Collection entries
— Start —

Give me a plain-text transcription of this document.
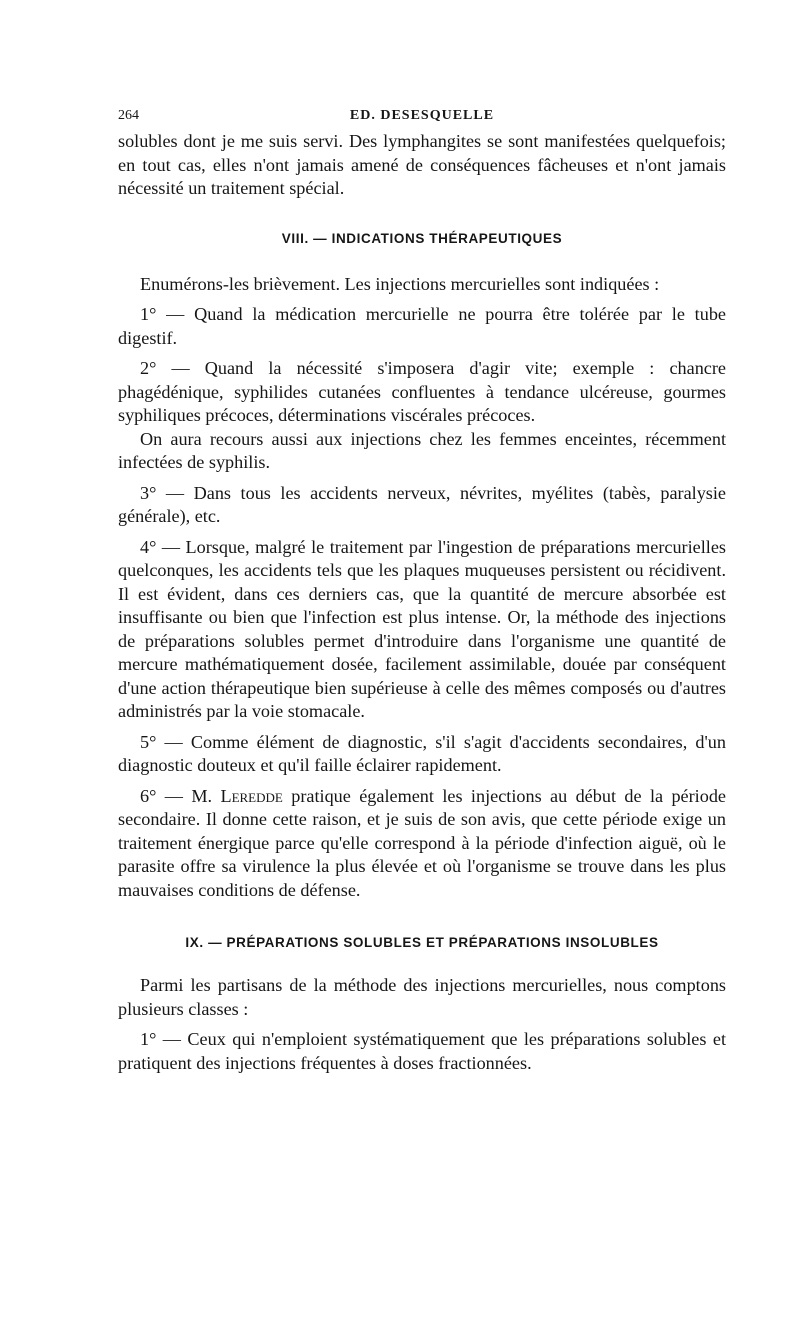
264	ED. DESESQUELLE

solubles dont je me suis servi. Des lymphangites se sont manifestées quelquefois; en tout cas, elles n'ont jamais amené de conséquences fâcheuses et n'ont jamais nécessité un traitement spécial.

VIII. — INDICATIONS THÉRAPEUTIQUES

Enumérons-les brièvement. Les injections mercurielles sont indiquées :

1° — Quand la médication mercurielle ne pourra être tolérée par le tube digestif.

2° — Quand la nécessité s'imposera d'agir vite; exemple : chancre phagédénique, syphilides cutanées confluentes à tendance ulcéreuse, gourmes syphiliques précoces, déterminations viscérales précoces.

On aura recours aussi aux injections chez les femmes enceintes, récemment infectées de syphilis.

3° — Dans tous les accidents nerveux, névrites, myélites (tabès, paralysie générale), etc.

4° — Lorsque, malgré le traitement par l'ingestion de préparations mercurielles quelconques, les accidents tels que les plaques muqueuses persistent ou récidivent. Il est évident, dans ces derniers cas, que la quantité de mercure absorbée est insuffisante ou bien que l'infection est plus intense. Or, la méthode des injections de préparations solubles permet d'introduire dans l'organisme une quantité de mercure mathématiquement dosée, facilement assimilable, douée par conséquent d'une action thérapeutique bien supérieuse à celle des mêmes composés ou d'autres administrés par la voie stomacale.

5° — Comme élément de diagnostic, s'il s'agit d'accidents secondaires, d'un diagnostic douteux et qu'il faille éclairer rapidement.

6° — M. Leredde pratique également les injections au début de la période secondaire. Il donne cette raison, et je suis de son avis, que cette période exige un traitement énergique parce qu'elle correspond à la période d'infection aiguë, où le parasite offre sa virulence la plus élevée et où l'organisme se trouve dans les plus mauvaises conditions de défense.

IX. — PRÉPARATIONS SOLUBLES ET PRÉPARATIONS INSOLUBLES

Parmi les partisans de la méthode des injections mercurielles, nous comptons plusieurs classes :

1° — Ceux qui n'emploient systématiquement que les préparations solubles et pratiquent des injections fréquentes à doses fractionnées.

— End —

(Requirements): Each record above is to be restated exactly, with its pictures removed from the copy.

(Completed exercise):
Give me a plain-text transcription of this document.
264	ED. DESESQUELLE

solubles dont je me suis servi. Des lymphangites se sont manifestées quelquefois; en tout cas, elles n'ont jamais amené de conséquences fâcheuses et n'ont jamais nécessité un traitement spécial.

VIII. — INDICATIONS THÉRAPEUTIQUES

Enumérons-les brièvement. Les injections mercurielles sont indiquées :

1° — Quand la médication mercurielle ne pourra être tolérée par le tube digestif.

2° — Quand la nécessité s'imposera d'agir vite; exemple : chancre phagédénique, syphilides cutanées confluentes à tendance ulcéreuse, gourmes syphiliques précoces, déterminations viscérales précoces.

On aura recours aussi aux injections chez les femmes enceintes, récemment infectées de syphilis.

3° — Dans tous les accidents nerveux, névrites, myélites (tabès, paralysie générale), etc.

4° — Lorsque, malgré le traitement par l'ingestion de préparations mercurielles quelconques, les accidents tels que les plaques muqueuses persistent ou récidivent. Il est évident, dans ces derniers cas, que la quantité de mercure absorbée est insuffisante ou bien que l'infection est plus intense. Or, la méthode des injections de préparations solubles permet d'introduire dans l'organisme une quantité de mercure mathématiquement dosée, facilement assimilable, douée par conséquent d'une action thérapeutique bien supérieuse à celle des mêmes composés ou d'autres administrés par la voie stomacale.

5° — Comme élément de diagnostic, s'il s'agit d'accidents secondaires, d'un diagnostic douteux et qu'il faille éclairer rapidement.

6° — M. Leredde pratique également les injections au début de la période secondaire. Il donne cette raison, et je suis de son avis, que cette période exige un traitement énergique parce qu'elle correspond à la période d'infection aiguë, où le parasite offre sa virulence la plus élevée et où l'organisme se trouve dans les plus mauvaises conditions de défense.

IX. — PRÉPARATIONS SOLUBLES ET PRÉPARATIONS INSOLUBLES

Parmi les partisans de la méthode des injections mercurielles, nous comptons plusieurs classes :

1° — Ceux qui n'emploient systématiquement que les préparations solubles et pratiquent des injections fréquentes à doses fractionnées.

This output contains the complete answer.